__Task directions__
Faithfully return all lines, omitting every embedded picture.

__Provided data__

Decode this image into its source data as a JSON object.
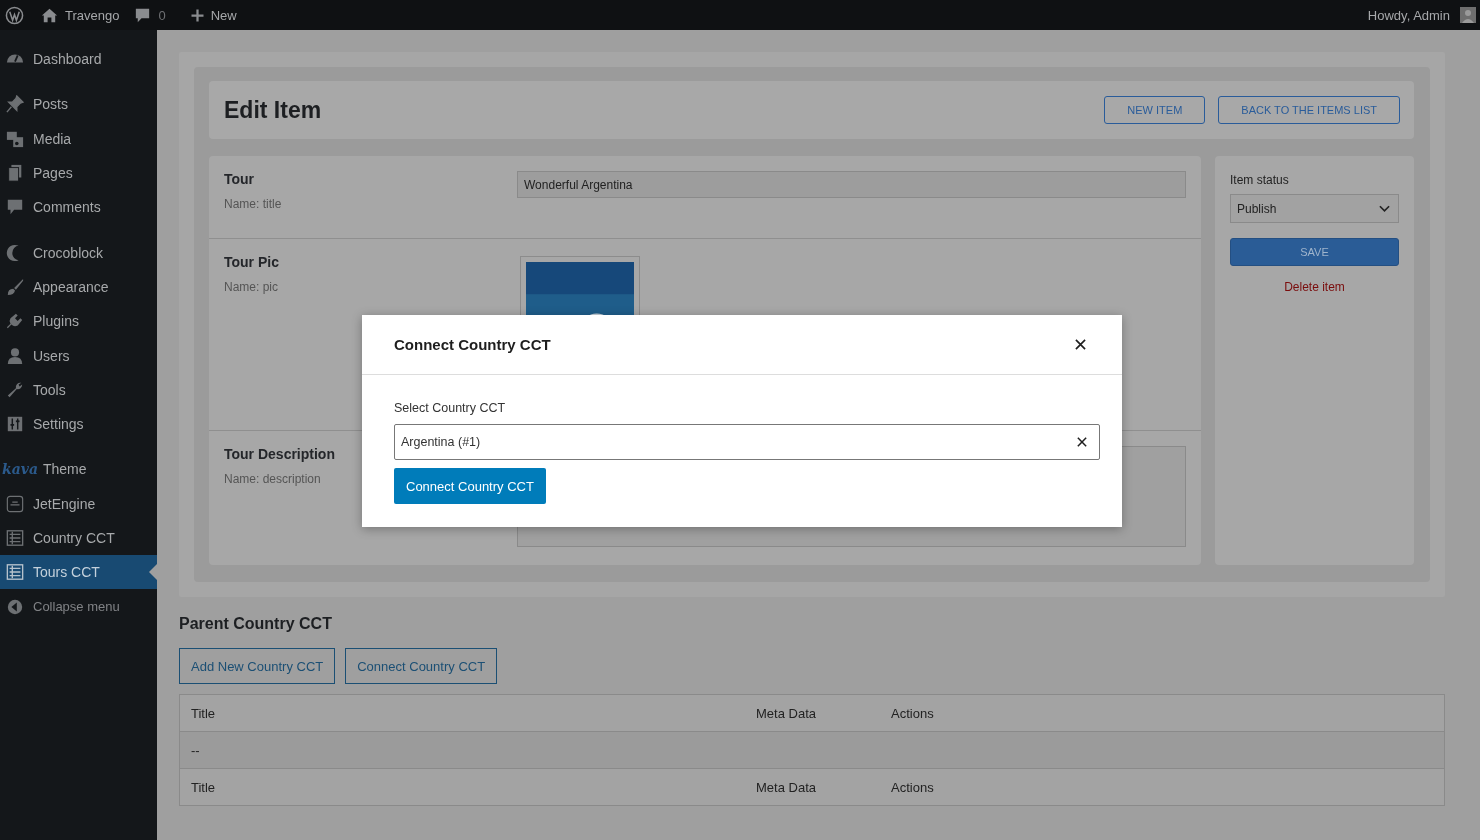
{
  "admin_bar": {
    "site": "Travengo",
    "comments": "0",
    "new": "New",
    "greeting": "Howdy, Admin"
  },
  "sidebar": {
    "items": [
      {
        "label": "Dashboard",
        "selected": false
      },
      {
        "label": "Posts",
        "selected": false
      },
      {
        "label": "Media",
        "selected": false
      },
      {
        "label": "Pages",
        "selected": false
      },
      {
        "label": "Comments",
        "selected": false
      },
      {
        "label": "Crocoblock",
        "selected": false
      },
      {
        "label": "Appearance",
        "selected": false
      },
      {
        "label": "Plugins",
        "selected": false
      },
      {
        "label": "Users",
        "selected": false
      },
      {
        "label": "Tools",
        "selected": false
      },
      {
        "label": "Settings",
        "selected": false
      },
      {
        "label": "Theme",
        "logo": "kava",
        "selected": false
      },
      {
        "label": "JetEngine",
        "selected": false
      },
      {
        "label": "Country CCT",
        "selected": false
      },
      {
        "label": "Tours CCT",
        "selected": true
      },
      {
        "label": "Collapse menu",
        "selected": false
      }
    ]
  },
  "editor": {
    "title": "Edit Item",
    "header_buttons": [
      "NEW ITEM",
      "BACK TO THE ITEMS LIST"
    ],
    "fields": [
      {
        "kind": "text",
        "label": "Tour",
        "name": "Name: title",
        "value": "Wonderful Argentina"
      },
      {
        "label": "Tour Pic",
        "name": "Name: pic"
      },
      {
        "kind": "textarea",
        "label": "Tour Description",
        "name": "Name: description"
      }
    ],
    "status_panel": {
      "label": "Item status",
      "value": "Publish",
      "save": "SAVE",
      "delete": "Delete item"
    }
  },
  "related": {
    "title": "Parent Country CCT",
    "buttons": [
      "Add New Country CCT",
      "Connect Country CCT"
    ],
    "table": {
      "columns": [
        "Title",
        "Meta Data",
        "Actions"
      ],
      "rows": [
        [
          "--"
        ]
      ],
      "footer": [
        "Title",
        "Meta Data",
        "Actions"
      ]
    }
  },
  "modal": {
    "title": "Connect Country CCT",
    "field_label": "Select Country CCT",
    "value": "Argentina (#1)",
    "submit": "Connect Country CCT"
  }
}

__Final answer__
Decode this image into its source data as a JSON object.
{
  "admin_bar": {
    "site": "Travengo",
    "comments": "0",
    "new": "New",
    "greeting": "Howdy, Admin"
  },
  "sidebar": {
    "items": [
      {
        "label": "Dashboard",
        "selected": false
      },
      {
        "label": "Posts",
        "selected": false
      },
      {
        "label": "Media",
        "selected": false
      },
      {
        "label": "Pages",
        "selected": false
      },
      {
        "label": "Comments",
        "selected": false
      },
      {
        "label": "Crocoblock",
        "selected": false
      },
      {
        "label": "Appearance",
        "selected": false
      },
      {
        "label": "Plugins",
        "selected": false
      },
      {
        "label": "Users",
        "selected": false
      },
      {
        "label": "Tools",
        "selected": false
      },
      {
        "label": "Settings",
        "selected": false
      },
      {
        "label": "Theme",
        "logo": "kava",
        "selected": false
      },
      {
        "label": "JetEngine",
        "selected": false
      },
      {
        "label": "Country CCT",
        "selected": false
      },
      {
        "label": "Tours CCT",
        "selected": true
      },
      {
        "label": "Collapse menu",
        "selected": false
      }
    ]
  },
  "editor": {
    "title": "Edit Item",
    "header_buttons": [
      "NEW ITEM",
      "BACK TO THE ITEMS LIST"
    ],
    "fields": [
      {
        "kind": "text",
        "label": "Tour",
        "name": "Name: title",
        "value": "Wonderful Argentina"
      },
      {
        "label": "Tour Pic",
        "name": "Name: pic"
      },
      {
        "kind": "textarea",
        "label": "Tour Description",
        "name": "Name: description"
      }
    ],
    "status_panel": {
      "label": "Item status",
      "value": "Publish",
      "save": "SAVE",
      "delete": "Delete item"
    }
  },
  "related": {
    "title": "Parent Country CCT",
    "buttons": [
      "Add New Country CCT",
      "Connect Country CCT"
    ],
    "table": {
      "columns": [
        "Title",
        "Meta Data",
        "Actions"
      ],
      "rows": [
        [
          "--"
        ]
      ],
      "footer": [
        "Title",
        "Meta Data",
        "Actions"
      ]
    }
  },
  "modal": {
    "title": "Connect Country CCT",
    "field_label": "Select Country CCT",
    "value": "Argentina (#1)",
    "submit": "Connect Country CCT"
  }
}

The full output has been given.